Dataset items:
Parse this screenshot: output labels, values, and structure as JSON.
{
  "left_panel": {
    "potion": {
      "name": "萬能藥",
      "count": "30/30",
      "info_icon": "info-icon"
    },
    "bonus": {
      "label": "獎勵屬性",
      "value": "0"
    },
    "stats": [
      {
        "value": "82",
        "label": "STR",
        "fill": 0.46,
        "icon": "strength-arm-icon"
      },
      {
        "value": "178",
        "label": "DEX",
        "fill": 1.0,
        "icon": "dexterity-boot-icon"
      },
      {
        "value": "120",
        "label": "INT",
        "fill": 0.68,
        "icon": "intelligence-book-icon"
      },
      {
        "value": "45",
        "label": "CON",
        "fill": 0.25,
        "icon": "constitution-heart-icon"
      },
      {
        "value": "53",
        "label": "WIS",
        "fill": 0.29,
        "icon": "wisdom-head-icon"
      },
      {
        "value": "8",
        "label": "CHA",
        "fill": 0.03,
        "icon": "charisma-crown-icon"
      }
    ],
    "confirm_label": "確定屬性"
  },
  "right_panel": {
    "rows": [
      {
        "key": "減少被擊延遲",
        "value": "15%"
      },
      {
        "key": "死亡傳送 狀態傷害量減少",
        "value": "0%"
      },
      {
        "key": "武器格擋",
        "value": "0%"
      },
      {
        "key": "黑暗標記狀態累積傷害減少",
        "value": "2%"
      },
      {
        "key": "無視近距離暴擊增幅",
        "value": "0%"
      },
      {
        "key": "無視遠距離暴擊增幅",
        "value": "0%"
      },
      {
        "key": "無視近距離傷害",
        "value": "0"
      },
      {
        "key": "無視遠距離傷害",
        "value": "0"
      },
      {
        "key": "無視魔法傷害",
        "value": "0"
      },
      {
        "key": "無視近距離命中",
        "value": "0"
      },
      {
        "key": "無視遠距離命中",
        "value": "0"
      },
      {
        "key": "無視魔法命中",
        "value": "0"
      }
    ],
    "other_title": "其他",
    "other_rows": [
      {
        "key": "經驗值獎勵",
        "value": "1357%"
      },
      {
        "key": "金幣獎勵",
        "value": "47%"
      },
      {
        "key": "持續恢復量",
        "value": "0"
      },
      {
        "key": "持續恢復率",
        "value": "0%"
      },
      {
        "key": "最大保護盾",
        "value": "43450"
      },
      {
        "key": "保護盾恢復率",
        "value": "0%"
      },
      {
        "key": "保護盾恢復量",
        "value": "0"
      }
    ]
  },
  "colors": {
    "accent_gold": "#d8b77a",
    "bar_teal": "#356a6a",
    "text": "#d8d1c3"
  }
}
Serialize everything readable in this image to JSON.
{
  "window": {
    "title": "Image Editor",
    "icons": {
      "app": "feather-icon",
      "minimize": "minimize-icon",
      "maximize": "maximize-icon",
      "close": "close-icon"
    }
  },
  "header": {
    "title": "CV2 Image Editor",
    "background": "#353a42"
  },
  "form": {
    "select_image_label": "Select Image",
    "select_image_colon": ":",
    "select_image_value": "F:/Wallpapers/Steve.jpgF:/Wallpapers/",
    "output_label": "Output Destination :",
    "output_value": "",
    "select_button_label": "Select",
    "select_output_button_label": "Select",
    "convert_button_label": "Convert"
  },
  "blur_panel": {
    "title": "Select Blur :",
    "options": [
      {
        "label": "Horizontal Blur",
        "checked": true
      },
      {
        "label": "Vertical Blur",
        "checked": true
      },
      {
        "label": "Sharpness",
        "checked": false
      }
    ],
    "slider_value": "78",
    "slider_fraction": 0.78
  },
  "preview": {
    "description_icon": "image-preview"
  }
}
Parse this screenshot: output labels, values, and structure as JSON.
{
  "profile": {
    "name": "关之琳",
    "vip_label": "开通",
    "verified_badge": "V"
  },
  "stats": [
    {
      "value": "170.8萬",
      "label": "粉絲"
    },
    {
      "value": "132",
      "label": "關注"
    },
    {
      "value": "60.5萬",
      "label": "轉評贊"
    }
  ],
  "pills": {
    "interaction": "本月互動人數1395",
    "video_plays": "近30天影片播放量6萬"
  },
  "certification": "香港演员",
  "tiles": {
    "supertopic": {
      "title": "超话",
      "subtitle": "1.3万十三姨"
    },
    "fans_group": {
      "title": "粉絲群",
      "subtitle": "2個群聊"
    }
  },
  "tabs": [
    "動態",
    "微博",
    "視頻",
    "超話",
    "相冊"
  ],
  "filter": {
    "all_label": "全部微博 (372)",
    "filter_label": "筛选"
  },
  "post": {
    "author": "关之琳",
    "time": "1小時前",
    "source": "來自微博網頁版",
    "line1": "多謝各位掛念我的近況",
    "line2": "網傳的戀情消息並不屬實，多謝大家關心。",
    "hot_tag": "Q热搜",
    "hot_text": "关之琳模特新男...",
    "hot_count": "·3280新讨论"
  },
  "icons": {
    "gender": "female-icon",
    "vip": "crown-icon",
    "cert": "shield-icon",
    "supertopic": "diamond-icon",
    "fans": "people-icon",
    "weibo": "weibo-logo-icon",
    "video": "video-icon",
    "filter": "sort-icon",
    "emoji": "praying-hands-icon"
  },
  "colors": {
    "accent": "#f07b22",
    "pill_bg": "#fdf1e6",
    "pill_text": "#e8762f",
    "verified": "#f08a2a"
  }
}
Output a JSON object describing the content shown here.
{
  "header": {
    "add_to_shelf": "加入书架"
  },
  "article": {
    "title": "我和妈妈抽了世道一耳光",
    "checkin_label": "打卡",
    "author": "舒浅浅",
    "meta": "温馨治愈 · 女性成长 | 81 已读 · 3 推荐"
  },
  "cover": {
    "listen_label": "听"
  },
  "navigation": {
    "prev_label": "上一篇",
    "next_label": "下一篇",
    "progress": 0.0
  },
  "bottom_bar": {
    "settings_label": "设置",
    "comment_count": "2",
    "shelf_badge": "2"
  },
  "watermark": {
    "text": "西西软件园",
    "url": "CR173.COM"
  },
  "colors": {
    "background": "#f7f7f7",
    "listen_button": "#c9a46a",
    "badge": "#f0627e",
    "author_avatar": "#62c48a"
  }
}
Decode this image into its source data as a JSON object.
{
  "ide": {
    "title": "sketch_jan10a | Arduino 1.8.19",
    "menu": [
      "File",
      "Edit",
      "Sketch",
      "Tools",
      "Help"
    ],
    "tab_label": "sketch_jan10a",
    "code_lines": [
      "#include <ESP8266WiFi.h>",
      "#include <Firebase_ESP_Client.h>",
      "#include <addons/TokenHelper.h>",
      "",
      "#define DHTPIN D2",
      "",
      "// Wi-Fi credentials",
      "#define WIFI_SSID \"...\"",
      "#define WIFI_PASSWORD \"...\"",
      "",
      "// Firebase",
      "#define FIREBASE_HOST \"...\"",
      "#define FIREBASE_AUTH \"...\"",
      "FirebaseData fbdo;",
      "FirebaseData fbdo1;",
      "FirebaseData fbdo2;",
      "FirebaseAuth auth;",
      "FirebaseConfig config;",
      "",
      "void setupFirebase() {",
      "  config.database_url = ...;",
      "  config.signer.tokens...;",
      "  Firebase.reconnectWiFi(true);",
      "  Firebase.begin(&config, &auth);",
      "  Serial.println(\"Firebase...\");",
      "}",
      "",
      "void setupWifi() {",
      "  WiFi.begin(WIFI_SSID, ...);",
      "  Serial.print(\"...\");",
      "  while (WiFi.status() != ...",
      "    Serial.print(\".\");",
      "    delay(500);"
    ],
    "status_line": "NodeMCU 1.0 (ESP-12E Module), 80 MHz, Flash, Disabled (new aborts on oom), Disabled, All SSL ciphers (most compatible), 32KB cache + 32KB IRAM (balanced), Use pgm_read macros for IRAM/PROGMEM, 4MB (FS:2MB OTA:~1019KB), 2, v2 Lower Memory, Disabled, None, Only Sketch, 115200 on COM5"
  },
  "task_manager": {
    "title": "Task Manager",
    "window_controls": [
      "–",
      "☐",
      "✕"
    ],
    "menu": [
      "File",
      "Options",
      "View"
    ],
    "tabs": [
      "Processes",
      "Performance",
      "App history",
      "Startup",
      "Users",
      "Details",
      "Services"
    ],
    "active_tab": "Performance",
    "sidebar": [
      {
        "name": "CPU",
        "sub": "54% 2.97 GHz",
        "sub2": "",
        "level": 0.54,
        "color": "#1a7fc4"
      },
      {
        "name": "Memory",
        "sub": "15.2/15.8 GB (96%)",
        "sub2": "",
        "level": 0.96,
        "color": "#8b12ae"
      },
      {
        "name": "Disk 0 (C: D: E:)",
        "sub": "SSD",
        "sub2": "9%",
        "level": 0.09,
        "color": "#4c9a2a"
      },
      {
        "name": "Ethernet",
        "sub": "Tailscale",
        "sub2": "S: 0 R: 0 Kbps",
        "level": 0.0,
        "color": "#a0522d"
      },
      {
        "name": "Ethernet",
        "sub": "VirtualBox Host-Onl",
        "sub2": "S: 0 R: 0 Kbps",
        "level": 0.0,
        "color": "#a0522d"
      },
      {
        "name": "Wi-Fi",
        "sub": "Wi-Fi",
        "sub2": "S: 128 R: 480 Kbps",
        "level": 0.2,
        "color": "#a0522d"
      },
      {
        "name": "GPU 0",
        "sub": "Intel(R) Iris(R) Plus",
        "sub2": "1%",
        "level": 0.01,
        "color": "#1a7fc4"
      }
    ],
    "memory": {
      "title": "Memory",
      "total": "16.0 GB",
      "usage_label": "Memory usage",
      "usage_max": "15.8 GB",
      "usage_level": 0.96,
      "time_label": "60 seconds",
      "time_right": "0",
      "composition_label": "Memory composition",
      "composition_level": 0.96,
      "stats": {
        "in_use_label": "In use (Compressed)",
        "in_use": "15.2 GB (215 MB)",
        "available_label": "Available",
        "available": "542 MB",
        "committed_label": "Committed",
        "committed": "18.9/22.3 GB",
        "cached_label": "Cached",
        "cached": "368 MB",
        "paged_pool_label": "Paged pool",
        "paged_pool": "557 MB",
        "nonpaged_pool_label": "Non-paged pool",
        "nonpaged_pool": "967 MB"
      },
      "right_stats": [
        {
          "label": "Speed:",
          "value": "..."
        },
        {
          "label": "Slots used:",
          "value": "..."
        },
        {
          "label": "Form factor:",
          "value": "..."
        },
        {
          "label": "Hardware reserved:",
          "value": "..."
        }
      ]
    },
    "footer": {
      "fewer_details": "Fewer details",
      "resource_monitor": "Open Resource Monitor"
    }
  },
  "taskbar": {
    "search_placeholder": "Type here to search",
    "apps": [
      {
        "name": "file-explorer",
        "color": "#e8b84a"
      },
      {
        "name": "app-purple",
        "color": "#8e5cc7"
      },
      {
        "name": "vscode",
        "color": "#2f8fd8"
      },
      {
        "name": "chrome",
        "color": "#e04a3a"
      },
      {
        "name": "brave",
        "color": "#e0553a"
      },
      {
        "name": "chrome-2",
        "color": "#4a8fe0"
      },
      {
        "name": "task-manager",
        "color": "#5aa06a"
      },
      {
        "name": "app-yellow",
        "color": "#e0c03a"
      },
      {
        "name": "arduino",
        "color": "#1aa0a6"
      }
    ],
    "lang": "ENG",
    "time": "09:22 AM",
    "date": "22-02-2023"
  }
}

[Given task]:
From the entries above, pull out each line that includes "Editor".

[Finished task]:
    "title": "Image Editor",
    "title": "CV2 Image Editor",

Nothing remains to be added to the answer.